>> BEGIN

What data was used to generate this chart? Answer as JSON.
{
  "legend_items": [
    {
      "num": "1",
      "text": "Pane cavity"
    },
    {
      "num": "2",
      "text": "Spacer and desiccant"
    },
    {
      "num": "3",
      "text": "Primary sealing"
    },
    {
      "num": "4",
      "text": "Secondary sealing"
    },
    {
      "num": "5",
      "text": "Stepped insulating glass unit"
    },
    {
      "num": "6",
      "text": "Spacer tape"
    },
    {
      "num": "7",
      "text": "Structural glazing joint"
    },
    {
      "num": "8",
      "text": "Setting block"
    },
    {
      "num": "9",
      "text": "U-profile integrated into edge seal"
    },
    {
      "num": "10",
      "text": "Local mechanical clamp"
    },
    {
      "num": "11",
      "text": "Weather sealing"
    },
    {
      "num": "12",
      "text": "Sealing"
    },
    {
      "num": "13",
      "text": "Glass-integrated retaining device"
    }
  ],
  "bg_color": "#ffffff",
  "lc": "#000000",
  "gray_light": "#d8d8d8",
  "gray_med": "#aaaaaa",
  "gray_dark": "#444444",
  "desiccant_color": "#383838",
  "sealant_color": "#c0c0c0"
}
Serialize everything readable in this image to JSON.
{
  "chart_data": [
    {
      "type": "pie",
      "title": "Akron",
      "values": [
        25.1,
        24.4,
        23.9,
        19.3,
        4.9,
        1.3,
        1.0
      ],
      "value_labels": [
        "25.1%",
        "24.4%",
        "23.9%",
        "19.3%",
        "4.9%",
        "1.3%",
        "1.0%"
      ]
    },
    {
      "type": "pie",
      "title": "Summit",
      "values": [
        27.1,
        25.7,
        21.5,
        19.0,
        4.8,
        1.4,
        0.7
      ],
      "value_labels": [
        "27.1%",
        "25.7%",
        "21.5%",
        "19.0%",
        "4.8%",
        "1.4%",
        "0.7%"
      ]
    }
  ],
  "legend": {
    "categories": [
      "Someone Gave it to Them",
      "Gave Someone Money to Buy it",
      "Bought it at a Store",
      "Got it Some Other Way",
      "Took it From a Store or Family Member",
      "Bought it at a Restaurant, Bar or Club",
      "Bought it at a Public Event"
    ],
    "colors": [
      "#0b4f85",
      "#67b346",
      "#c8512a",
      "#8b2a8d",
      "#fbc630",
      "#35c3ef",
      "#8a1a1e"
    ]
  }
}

>> END
>> BEGIN

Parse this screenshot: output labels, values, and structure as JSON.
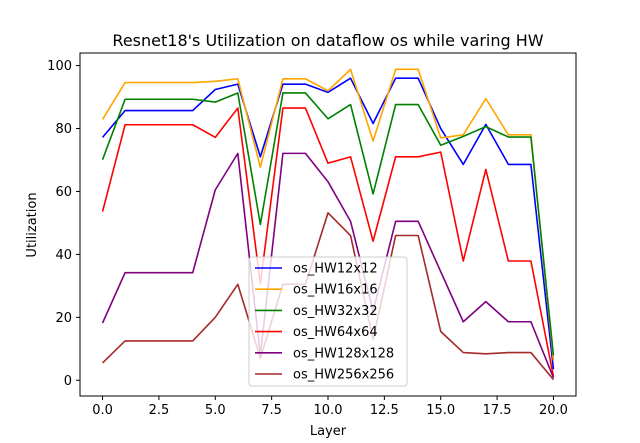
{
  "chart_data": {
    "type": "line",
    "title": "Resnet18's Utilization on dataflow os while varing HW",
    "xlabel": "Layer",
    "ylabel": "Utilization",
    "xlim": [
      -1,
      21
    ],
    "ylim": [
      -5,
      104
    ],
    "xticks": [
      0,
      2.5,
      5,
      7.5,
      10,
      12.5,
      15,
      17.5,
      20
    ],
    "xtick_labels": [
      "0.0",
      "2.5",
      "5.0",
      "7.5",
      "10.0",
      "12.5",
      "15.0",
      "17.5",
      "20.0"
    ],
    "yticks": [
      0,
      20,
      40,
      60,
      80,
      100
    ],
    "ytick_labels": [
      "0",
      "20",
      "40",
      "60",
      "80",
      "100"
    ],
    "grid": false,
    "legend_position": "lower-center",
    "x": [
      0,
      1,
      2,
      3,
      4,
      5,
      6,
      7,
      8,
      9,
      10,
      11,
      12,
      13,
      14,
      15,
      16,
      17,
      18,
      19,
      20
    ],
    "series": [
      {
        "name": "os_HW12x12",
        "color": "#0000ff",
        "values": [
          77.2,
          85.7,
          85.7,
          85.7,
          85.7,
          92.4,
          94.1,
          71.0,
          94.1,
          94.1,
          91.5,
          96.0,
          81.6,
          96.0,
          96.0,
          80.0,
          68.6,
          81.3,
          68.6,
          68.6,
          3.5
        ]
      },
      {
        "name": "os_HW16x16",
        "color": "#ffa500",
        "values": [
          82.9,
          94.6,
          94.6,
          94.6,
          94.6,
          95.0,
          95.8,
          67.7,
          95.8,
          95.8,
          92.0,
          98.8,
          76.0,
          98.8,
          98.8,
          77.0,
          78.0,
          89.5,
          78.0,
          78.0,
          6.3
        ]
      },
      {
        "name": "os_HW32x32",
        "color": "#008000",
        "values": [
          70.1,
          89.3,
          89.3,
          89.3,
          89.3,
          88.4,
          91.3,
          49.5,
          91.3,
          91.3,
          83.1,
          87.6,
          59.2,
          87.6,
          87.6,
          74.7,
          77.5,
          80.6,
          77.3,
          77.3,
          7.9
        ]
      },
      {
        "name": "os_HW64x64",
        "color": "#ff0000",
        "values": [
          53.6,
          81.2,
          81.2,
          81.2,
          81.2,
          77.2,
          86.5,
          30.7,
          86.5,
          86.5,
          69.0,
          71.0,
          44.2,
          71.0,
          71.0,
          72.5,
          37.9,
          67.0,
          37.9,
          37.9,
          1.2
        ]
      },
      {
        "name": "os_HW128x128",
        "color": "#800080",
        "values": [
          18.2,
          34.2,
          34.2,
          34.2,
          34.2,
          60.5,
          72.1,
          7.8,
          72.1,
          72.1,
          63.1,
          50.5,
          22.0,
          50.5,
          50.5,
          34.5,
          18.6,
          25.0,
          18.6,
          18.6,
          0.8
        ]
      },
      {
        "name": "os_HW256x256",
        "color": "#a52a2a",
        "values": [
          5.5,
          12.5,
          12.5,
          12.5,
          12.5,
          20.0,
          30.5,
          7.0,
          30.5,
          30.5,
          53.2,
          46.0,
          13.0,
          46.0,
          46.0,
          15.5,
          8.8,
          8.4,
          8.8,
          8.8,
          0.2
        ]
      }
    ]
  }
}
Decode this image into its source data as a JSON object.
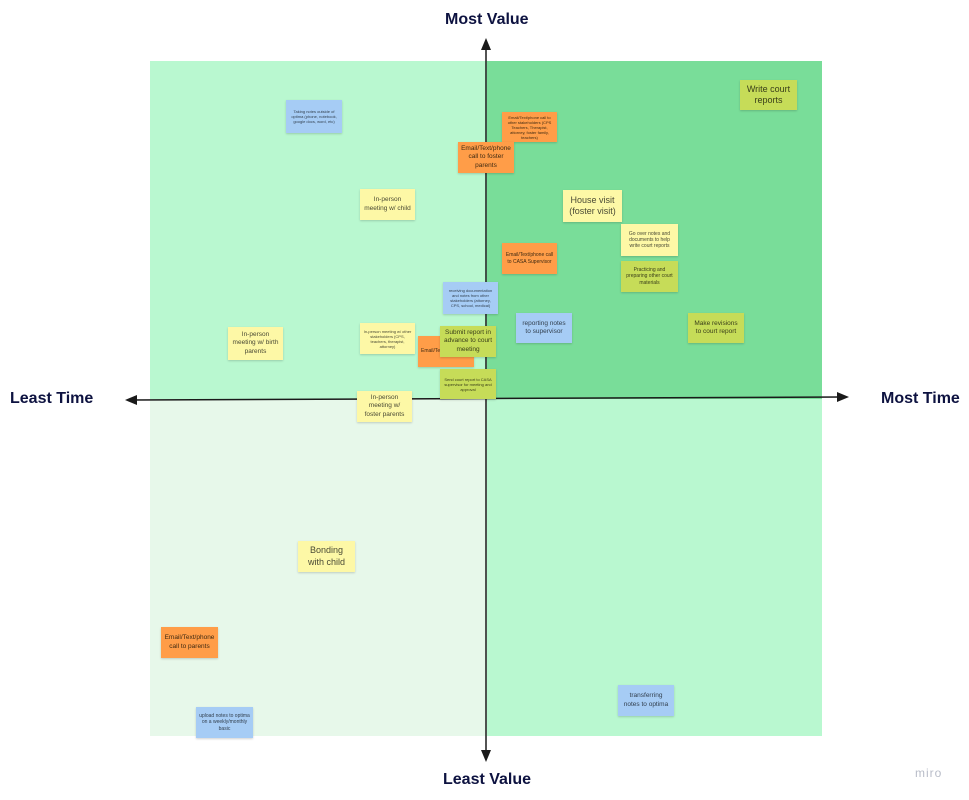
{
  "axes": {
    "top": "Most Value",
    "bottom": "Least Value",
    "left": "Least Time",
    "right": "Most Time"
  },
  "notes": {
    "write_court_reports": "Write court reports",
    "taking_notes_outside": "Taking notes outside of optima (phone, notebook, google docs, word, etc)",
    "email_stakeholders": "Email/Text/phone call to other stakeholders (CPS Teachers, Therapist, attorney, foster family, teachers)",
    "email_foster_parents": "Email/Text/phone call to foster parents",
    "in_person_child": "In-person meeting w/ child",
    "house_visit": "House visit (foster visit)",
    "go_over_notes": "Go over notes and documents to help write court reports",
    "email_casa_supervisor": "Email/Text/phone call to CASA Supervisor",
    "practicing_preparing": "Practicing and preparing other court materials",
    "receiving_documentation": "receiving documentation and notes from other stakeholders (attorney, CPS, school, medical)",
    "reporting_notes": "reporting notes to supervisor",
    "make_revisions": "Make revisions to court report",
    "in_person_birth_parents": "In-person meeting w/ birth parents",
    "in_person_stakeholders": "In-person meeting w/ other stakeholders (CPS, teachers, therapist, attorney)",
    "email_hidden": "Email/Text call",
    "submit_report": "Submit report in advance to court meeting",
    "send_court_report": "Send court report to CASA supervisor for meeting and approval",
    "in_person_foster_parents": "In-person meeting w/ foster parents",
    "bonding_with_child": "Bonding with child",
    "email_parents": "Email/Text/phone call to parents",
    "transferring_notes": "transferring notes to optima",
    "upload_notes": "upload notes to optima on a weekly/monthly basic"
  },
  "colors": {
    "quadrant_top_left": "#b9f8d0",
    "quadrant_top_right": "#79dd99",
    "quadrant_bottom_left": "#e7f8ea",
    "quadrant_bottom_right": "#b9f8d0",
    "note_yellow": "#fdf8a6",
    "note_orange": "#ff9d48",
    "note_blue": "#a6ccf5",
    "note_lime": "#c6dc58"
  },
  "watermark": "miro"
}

>> END

Report all lines of the data that include the word "this".

What data was used to generate this chart? Answer as JSON.
Serialize everything readable in this image to JSON.
Parse this screenshot: output labels, values, and structure as JSON.
Decode this image into its source data as a JSON object.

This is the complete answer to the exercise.